**DESCRIPTION OF THE TASK**
Report, word for word, every line of the material that contains "title".
BEGIN SUPPLIED MATERIAL
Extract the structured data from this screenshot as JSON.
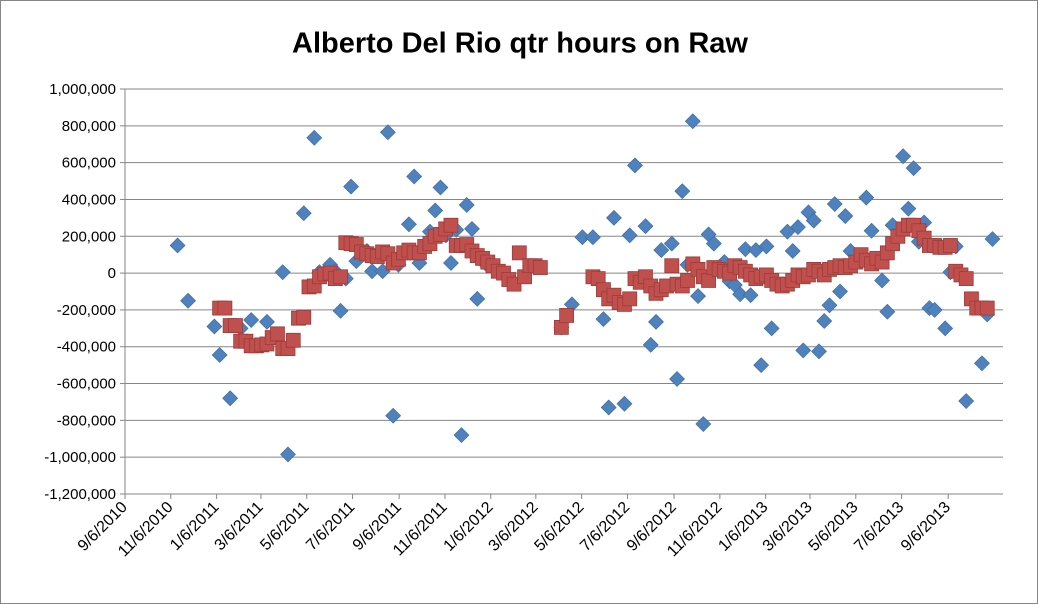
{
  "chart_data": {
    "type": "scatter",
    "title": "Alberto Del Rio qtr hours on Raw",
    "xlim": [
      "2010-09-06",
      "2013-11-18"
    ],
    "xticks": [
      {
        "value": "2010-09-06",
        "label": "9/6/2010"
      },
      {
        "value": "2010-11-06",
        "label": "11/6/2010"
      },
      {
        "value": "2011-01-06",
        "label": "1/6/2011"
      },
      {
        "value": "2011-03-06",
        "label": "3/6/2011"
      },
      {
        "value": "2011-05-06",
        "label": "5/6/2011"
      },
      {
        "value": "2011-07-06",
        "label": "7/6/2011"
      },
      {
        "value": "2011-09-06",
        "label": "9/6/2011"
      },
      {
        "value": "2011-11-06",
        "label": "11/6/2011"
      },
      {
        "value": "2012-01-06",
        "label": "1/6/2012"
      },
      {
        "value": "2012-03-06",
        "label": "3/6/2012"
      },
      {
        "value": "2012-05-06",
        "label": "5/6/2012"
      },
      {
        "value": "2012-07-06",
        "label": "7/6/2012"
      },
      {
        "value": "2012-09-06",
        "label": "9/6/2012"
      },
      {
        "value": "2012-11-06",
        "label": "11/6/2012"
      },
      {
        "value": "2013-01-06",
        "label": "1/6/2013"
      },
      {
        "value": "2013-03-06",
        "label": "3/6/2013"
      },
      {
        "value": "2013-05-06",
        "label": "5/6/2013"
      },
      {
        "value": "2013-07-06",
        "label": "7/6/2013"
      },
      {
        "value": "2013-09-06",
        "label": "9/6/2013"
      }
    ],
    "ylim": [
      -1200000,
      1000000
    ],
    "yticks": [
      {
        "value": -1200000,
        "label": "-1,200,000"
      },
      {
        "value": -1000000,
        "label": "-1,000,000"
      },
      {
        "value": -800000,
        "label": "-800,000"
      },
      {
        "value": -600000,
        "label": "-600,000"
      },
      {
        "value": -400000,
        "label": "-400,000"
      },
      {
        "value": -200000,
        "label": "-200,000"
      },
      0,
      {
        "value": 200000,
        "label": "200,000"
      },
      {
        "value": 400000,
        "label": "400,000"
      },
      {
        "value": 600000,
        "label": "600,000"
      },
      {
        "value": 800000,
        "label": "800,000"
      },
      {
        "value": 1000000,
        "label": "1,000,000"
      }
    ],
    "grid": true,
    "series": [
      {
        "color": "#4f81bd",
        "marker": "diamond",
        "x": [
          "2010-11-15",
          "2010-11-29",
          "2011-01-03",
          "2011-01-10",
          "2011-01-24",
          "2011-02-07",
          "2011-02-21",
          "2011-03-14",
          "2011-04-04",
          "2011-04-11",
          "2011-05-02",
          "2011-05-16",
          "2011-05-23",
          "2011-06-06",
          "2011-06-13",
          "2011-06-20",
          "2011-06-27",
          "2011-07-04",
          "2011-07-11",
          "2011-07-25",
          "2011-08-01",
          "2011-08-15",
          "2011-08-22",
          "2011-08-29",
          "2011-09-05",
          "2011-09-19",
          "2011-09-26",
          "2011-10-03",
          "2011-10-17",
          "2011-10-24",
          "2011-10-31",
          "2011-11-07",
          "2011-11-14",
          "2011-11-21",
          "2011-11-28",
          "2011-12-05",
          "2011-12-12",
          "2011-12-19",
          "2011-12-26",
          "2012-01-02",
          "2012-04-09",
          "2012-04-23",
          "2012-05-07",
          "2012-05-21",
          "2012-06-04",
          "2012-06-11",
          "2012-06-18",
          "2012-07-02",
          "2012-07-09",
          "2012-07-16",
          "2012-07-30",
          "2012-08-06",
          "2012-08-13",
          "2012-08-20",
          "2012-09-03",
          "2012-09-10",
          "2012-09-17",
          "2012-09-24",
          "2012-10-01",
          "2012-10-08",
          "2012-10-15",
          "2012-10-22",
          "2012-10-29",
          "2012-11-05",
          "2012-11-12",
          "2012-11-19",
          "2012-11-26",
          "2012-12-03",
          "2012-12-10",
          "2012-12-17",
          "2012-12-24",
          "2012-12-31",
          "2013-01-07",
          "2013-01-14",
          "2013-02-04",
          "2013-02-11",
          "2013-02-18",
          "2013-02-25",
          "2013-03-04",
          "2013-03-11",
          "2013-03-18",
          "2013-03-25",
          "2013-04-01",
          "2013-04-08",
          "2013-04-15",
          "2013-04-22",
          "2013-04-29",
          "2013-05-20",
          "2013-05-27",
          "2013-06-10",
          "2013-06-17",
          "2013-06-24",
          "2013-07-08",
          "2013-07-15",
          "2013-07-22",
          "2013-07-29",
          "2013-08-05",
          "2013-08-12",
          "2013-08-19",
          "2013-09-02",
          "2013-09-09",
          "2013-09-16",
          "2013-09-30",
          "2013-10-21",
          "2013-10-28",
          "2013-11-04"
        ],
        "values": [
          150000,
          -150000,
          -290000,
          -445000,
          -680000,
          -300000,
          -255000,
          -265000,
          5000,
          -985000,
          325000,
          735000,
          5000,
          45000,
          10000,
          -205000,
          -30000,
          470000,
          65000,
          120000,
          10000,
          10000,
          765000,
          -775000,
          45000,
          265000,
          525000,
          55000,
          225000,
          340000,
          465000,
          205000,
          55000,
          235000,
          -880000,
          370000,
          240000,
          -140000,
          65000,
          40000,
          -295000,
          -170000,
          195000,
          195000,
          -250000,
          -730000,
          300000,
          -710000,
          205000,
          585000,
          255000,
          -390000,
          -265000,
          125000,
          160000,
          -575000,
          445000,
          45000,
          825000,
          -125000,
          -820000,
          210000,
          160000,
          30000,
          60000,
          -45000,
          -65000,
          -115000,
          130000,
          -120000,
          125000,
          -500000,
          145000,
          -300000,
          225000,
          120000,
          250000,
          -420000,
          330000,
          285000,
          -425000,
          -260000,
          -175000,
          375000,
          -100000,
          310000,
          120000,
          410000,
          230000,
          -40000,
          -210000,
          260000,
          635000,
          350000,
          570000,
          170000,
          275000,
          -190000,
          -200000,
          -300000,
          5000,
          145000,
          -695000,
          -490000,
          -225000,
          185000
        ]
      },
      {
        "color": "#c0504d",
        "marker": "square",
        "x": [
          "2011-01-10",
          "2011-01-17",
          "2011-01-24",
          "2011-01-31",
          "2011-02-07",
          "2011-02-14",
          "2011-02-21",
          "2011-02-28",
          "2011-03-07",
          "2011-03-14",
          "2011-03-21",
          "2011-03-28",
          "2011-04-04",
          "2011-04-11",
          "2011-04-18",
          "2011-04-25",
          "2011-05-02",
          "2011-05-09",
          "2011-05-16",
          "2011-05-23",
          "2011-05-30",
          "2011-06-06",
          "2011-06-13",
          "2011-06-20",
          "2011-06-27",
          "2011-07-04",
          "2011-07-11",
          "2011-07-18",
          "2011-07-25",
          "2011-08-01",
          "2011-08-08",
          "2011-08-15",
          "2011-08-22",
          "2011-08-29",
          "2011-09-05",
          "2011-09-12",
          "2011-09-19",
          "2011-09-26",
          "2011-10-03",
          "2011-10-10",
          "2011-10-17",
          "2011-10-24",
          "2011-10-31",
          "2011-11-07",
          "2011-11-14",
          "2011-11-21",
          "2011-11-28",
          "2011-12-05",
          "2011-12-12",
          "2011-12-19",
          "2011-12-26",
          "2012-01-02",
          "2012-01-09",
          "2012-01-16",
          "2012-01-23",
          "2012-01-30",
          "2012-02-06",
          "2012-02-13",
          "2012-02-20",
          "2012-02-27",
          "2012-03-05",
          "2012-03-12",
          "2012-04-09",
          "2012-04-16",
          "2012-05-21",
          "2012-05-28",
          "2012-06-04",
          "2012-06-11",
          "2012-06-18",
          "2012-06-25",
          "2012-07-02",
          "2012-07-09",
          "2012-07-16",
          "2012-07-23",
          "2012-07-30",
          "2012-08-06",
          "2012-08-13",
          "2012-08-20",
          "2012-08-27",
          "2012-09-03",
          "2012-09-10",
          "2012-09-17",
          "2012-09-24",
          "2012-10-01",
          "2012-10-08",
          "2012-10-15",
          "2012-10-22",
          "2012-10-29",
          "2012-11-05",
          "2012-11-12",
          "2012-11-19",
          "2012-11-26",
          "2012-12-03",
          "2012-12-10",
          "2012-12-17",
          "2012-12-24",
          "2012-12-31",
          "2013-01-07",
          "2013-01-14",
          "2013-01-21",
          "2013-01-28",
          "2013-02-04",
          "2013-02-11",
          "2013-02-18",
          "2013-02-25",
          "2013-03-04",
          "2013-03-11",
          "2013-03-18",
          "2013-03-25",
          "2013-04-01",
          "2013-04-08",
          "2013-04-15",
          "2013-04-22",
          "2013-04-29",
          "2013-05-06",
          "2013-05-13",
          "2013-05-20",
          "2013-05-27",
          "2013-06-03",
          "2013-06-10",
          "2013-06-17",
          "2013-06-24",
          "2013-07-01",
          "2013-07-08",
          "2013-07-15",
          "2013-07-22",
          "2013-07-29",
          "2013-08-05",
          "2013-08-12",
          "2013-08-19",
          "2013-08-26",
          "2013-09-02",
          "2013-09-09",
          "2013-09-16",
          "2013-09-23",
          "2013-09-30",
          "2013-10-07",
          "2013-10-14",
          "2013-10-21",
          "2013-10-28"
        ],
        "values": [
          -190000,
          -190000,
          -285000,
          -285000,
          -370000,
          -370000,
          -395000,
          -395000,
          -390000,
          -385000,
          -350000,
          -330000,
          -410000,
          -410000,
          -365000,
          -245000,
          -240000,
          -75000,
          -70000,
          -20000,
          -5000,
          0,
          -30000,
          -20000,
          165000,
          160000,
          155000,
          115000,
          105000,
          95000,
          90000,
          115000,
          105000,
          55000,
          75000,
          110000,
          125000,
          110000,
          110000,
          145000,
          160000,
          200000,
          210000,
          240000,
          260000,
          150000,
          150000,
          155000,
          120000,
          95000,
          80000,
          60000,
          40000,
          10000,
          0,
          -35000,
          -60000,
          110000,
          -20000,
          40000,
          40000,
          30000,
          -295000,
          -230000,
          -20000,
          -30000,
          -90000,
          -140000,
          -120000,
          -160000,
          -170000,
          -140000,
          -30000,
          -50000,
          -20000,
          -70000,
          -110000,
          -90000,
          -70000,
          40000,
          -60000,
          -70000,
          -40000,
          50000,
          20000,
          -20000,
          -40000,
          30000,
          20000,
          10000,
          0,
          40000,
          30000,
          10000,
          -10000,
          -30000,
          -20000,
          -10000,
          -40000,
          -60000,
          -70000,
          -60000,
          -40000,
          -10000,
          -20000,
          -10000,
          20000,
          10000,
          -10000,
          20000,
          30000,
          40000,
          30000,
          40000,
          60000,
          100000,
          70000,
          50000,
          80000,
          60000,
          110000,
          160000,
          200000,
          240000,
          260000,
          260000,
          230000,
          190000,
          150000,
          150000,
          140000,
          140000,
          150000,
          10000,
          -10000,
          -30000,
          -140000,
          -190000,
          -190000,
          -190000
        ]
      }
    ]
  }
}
END SUPPLIED MATERIAL
BEGIN SUPPLIED MATERIAL
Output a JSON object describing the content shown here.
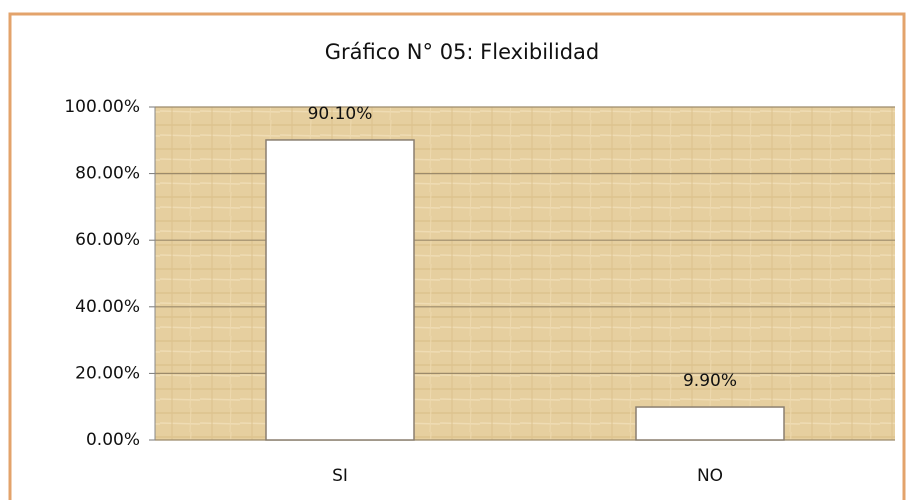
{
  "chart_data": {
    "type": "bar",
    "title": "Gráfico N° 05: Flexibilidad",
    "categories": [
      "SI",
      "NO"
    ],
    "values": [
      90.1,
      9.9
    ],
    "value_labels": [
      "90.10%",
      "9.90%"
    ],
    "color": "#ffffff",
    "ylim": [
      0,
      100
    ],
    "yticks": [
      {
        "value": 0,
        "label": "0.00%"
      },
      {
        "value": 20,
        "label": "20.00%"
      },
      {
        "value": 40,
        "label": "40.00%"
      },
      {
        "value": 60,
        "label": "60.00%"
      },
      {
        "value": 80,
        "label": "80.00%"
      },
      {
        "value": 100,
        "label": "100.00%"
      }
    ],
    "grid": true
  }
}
END SUPPLIED MATERIAL
**OUTPUT OF THE EXERCISE**
    "title": "Alberto Del Rio qtr hours on Raw",
    "title": "Gráfico N° 05: Flexibilidad",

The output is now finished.